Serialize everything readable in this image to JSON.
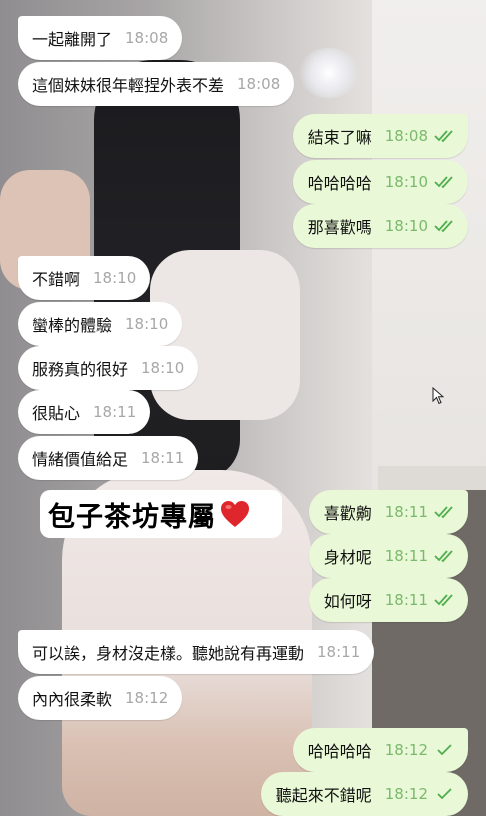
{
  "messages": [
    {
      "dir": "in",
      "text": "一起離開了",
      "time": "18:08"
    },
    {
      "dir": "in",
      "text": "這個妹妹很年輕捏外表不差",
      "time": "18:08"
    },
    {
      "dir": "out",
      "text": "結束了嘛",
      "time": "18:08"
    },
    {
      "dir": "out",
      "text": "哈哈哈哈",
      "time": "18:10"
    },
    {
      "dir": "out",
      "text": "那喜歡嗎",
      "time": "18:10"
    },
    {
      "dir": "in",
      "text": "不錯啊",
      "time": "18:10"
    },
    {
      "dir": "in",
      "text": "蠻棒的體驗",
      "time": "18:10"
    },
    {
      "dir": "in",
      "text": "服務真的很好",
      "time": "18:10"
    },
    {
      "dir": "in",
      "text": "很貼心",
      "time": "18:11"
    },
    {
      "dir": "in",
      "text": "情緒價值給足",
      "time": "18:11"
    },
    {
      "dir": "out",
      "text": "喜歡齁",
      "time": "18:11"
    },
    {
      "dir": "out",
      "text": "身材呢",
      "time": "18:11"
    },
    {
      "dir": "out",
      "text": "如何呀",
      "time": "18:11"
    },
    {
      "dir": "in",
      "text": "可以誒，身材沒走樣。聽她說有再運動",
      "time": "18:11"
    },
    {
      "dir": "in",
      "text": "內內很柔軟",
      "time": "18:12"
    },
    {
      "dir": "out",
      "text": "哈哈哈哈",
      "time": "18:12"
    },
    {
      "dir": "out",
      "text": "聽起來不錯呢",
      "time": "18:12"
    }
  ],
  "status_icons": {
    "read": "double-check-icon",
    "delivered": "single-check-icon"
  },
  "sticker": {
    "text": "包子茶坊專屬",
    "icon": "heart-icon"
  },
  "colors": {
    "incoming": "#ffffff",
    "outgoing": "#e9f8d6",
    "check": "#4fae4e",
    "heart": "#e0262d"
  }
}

++++++++++++++++++++

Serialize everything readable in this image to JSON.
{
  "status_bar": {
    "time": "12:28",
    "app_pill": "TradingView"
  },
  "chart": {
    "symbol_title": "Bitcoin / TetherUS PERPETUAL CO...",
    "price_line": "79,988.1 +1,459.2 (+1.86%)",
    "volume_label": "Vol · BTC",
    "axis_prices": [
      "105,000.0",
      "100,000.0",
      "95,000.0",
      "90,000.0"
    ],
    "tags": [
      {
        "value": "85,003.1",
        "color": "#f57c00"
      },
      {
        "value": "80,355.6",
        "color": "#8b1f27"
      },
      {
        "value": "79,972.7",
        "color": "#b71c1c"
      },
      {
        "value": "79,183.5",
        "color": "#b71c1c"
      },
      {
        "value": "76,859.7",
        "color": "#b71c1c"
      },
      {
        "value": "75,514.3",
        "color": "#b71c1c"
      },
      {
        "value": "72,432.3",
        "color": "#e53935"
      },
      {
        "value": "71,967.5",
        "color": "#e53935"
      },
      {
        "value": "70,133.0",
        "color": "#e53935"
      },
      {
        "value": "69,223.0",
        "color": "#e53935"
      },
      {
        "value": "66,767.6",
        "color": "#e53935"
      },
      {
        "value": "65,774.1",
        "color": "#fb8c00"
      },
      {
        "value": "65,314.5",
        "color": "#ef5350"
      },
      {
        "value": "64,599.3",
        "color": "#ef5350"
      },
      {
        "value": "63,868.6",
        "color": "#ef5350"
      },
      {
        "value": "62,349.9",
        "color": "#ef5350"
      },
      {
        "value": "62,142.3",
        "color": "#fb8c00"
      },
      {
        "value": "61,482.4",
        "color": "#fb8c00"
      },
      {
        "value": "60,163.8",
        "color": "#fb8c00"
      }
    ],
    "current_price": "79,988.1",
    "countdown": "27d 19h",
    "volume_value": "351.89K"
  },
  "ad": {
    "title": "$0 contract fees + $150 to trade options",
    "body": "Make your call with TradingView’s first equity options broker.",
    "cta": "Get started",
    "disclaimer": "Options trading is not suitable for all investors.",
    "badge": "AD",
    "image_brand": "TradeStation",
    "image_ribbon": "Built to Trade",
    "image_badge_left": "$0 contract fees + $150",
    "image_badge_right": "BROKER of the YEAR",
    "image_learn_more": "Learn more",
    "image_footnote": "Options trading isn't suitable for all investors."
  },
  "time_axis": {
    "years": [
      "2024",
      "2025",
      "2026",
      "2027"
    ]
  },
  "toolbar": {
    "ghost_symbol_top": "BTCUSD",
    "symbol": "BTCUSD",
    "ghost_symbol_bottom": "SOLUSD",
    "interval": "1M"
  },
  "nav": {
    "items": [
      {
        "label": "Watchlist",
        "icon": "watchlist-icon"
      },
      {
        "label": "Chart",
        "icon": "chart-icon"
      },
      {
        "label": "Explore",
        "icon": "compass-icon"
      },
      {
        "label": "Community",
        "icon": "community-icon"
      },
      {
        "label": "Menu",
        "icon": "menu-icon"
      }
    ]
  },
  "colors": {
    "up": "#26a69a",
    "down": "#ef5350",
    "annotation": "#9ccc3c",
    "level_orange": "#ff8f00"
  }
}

++++++++++++++++++++

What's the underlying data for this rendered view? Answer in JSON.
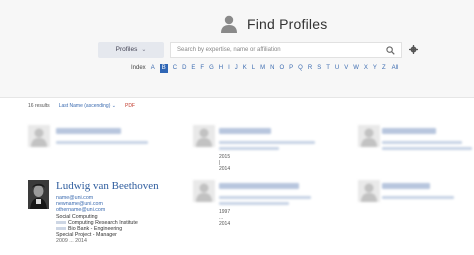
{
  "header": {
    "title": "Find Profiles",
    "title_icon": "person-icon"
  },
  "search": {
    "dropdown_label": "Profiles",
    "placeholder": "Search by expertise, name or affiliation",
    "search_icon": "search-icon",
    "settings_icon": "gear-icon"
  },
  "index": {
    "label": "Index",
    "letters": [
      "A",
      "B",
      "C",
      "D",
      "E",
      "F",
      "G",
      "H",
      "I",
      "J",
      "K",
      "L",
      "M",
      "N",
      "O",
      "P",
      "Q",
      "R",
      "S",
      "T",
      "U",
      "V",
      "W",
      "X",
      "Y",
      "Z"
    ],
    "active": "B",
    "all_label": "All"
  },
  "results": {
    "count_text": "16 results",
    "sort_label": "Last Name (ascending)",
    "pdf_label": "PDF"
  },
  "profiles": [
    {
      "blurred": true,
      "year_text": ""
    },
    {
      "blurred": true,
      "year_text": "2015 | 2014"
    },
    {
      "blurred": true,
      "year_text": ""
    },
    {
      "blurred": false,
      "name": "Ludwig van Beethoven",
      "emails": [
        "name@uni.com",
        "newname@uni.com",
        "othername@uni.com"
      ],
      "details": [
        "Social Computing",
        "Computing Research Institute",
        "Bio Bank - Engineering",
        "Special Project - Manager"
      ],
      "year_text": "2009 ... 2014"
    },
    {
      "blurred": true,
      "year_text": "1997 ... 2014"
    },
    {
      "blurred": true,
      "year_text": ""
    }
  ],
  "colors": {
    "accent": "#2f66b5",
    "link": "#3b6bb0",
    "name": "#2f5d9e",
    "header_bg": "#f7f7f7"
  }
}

++++++++++++++++++++

**Aim of the exercise:**
What is the number of lines that hold the string "check"? Give it alone.

**Answer for the task:**
3